Information provided:
Begin

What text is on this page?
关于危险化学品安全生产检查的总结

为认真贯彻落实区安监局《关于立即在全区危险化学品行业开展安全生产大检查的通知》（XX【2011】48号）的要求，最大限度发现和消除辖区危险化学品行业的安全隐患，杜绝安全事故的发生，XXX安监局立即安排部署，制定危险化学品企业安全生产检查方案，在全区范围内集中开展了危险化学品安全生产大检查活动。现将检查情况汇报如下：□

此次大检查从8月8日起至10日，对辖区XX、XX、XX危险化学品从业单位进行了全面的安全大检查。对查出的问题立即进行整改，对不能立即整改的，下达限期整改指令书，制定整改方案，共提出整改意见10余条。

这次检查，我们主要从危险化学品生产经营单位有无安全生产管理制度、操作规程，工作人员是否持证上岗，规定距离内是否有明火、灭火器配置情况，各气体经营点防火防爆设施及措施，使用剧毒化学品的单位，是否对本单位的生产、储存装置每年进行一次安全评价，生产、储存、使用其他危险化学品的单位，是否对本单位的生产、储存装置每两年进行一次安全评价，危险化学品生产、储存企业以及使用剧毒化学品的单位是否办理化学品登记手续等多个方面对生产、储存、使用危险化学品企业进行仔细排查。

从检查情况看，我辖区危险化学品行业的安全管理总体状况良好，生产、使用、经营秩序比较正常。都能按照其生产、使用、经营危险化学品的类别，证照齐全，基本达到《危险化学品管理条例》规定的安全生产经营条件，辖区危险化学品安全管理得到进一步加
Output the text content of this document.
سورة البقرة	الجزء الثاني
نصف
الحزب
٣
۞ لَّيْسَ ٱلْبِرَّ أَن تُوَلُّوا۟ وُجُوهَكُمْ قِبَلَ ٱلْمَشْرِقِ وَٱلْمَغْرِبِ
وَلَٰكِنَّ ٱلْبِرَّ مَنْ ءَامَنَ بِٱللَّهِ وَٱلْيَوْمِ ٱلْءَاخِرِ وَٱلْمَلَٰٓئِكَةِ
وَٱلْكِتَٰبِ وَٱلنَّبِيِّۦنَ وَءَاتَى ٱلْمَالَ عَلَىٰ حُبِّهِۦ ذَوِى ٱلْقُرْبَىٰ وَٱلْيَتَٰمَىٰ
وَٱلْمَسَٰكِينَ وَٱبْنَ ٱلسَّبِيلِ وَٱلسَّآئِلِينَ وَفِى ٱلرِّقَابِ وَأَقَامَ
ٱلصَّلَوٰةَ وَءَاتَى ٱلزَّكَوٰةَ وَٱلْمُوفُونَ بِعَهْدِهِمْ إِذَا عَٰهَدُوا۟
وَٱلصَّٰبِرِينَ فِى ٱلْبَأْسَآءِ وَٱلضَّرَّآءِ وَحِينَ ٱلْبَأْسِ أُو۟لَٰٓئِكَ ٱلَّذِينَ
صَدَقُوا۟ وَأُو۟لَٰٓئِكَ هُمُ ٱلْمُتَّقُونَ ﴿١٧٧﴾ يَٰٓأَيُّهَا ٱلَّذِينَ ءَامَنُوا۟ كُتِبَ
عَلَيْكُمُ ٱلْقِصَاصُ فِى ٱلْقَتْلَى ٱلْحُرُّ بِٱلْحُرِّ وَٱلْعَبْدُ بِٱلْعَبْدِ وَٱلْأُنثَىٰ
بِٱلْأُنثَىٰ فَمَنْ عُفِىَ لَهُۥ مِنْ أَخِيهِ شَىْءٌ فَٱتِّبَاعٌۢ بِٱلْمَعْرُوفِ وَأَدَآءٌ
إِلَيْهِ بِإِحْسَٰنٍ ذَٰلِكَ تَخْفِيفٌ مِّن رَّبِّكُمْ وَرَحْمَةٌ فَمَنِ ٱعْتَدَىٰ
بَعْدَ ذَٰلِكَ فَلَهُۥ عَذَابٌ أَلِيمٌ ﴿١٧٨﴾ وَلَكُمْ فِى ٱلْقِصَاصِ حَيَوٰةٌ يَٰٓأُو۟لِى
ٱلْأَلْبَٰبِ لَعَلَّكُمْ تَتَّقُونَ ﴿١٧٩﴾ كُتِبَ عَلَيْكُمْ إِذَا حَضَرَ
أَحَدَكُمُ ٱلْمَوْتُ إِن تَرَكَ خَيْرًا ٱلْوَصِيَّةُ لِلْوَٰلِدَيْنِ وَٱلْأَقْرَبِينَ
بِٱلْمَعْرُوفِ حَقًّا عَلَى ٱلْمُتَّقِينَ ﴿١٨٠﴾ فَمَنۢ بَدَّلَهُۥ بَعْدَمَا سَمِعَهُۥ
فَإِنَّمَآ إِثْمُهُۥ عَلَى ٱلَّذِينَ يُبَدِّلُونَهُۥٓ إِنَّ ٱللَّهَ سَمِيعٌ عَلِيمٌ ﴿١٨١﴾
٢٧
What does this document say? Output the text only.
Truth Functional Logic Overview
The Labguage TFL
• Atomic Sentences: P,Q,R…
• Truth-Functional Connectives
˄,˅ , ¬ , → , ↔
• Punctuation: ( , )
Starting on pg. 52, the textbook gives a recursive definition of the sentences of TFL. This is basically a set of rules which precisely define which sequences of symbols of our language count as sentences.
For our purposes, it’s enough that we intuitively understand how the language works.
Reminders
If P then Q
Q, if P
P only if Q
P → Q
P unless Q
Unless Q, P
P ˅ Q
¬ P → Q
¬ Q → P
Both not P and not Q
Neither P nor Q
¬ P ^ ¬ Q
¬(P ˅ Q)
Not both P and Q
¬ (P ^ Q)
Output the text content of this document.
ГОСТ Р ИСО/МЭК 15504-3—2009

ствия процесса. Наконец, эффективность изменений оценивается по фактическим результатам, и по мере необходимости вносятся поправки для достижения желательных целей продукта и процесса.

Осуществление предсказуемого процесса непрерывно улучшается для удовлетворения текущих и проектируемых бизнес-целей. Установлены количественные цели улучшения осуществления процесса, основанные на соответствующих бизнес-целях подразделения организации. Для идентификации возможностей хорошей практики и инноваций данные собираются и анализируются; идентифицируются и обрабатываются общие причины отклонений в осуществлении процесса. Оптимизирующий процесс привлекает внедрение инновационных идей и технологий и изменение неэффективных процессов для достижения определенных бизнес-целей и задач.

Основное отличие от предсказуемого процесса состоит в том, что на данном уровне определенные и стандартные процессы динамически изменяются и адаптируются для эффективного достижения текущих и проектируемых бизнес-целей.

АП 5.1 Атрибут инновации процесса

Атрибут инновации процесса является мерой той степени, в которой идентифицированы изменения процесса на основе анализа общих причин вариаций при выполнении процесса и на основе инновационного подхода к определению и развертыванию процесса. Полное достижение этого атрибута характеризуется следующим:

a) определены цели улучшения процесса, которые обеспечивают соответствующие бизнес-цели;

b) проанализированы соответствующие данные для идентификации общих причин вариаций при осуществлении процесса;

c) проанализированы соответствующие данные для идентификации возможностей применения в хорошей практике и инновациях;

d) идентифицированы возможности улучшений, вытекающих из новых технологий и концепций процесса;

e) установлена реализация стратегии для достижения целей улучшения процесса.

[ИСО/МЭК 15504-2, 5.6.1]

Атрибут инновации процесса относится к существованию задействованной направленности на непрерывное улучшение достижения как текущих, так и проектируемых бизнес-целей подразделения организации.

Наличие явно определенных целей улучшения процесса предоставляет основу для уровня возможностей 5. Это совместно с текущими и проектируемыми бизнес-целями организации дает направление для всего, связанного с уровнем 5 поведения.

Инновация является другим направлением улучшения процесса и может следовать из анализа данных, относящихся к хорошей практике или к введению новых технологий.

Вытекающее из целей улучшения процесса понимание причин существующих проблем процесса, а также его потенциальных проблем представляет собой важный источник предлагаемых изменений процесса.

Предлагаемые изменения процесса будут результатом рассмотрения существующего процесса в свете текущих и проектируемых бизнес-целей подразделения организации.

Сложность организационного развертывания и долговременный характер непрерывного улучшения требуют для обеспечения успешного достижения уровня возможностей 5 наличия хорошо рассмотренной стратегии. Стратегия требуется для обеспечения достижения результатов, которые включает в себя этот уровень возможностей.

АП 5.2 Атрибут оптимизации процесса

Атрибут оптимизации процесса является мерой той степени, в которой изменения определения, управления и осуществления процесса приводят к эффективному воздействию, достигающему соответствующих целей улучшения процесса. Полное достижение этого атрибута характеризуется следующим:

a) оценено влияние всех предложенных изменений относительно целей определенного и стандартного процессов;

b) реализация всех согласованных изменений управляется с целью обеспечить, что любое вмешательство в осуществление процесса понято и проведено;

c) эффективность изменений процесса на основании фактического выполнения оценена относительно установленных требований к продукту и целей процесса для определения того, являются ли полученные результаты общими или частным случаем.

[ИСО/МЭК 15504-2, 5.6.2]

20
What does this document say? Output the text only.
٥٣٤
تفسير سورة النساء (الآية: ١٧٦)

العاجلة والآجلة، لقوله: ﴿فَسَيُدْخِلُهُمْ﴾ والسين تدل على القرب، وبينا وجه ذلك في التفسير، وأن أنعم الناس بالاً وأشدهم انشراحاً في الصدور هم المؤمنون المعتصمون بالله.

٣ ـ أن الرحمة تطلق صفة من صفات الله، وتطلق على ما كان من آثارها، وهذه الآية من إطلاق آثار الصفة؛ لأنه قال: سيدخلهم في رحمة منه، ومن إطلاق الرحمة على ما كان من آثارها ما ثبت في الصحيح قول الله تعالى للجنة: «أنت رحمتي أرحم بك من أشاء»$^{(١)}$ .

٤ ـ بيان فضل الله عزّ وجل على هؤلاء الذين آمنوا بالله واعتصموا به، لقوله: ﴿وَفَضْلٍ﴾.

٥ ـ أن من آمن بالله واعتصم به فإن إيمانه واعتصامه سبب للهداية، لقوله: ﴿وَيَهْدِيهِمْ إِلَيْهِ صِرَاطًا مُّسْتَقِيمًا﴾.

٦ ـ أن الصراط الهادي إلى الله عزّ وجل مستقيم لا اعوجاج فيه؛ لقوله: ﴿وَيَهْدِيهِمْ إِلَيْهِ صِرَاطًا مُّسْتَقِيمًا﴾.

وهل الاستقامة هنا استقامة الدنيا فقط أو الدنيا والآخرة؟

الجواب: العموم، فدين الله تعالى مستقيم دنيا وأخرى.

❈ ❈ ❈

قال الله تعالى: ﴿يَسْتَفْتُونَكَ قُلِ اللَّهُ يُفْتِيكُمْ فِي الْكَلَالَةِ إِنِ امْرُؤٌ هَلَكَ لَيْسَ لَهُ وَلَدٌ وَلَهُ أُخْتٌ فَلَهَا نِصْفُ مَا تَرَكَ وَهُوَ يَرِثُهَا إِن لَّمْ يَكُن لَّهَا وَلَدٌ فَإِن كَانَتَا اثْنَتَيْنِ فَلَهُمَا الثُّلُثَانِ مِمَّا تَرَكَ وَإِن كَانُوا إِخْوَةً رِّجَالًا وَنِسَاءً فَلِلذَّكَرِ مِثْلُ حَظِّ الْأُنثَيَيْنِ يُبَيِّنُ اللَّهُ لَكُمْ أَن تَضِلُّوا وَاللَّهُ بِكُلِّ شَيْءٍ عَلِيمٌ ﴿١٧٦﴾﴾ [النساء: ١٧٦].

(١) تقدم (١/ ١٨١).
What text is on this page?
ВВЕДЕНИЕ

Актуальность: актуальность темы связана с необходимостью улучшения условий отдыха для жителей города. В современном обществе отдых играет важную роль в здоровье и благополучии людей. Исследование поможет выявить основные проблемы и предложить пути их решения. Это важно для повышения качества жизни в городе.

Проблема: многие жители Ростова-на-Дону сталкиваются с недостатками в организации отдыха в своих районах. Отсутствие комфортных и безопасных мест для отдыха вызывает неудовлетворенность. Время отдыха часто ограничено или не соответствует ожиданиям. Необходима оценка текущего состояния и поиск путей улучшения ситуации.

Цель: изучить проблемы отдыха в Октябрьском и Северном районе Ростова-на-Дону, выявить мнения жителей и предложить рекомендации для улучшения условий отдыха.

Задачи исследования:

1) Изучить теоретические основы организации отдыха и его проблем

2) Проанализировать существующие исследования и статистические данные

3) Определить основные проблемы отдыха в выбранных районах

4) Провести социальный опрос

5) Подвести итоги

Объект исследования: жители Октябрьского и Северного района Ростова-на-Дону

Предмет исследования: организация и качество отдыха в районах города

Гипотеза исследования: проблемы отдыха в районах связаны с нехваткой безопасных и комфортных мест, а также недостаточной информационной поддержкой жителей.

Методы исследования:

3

End

Work instructions: In the entries above, how many lines contain the word "достижения"? Answer with the number only.

Task solution: 6